### WORK REQUIRED:
Can the data below be set down again exactly, line for line?

Extracted data entries:

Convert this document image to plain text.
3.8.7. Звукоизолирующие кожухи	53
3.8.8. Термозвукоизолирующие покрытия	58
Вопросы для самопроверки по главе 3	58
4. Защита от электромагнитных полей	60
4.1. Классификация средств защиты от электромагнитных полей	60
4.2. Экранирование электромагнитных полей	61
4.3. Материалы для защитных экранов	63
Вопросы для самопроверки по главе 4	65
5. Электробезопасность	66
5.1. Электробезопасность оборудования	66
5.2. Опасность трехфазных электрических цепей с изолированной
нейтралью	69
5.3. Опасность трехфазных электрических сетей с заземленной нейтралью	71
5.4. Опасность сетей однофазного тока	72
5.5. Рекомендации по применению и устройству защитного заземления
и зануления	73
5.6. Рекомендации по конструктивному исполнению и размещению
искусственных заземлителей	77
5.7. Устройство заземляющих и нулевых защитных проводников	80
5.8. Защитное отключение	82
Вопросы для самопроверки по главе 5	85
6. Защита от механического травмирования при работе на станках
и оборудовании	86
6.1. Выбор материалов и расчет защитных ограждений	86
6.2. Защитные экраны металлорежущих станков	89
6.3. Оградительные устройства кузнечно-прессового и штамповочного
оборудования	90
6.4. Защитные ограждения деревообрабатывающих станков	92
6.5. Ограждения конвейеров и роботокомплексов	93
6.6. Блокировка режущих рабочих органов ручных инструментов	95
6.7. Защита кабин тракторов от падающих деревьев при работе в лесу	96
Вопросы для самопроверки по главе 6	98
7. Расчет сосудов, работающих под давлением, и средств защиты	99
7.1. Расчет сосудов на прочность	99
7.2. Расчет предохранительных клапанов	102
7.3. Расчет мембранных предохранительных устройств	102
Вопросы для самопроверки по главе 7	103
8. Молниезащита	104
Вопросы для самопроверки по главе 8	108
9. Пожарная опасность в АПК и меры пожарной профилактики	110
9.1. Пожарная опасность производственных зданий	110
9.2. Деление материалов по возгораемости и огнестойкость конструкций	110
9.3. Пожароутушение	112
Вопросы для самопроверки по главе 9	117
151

### ANSWER FOR THIS EXERCISE:
Convert this document image to plain text.
3.8.7. Звукоизолирующие кожухи	53
3.8.8. Термозвукоизолирующие покрытия	58
Вопросы для самопроверки по главе 3	58
4. Защита от электромагнитных полей	60
4.1. Классификация средств защиты от электромагнитных полей	60
4.2. Экранирование электромагнитных полей	61
4.3. Материалы для защитных экранов	63
Вопросы для самопроверки по главе 4	65
5. Электробезопасность	66
5.1. Электробезопасность оборудования	66
5.2. Опасность трехфазных электрических цепей с изолированной
нейтралью	69
5.3. Опасность трехфазных электрических сетей с заземленной нейтралью	71
5.4. Опасность сетей однофазного тока	72
5.5. Рекомендации по применению и устройству защитного заземления
и зануления	73
5.6. Рекомендации по конструктивному исполнению и размещению
искусственных заземлителей	77
5.7. Устройство заземляющих и нулевых защитных проводников	80
5.8. Защитное отключение	82
Вопросы для самопроверки по главе 5	85
6. Защита от механического травмирования при работе на станках
и оборудовании	86
6.1. Выбор материалов и расчет защитных ограждений	86
6.2. Защитные экраны металлорежущих станков	89
6.3. Оградительные устройства кузнечно-прессового и штамповочного
оборудования	90
6.4. Защитные ограждения деревообрабатывающих станков	92
6.5. Ограждения конвейеров и роботокомплексов	93
6.6. Блокировка режущих рабочих органов ручных инструментов	95
6.7. Защита кабин тракторов от падающих деревьев при работе в лесу	96
Вопросы для самопроверки по главе 6	98
7. Расчет сосудов, работающих под давлением, и средств защиты	99
7.1. Расчет сосудов на прочность	99
7.2. Расчет предохранительных клапанов	102
7.3. Расчет мембранных предохранительных устройств	102
Вопросы для самопроверки по главе 7	103
8. Молниезащита	104
Вопросы для самопроверки по главе 8	108
9. Пожарная опасность в АПК и меры пожарной профилактики	110
9.1. Пожарная опасность производственных зданий	110
9.2. Деление материалов по возгораемости и огнестойкость конструкций	110
9.3. Пожароутушение	112
Вопросы для самопроверки по главе 9	117
151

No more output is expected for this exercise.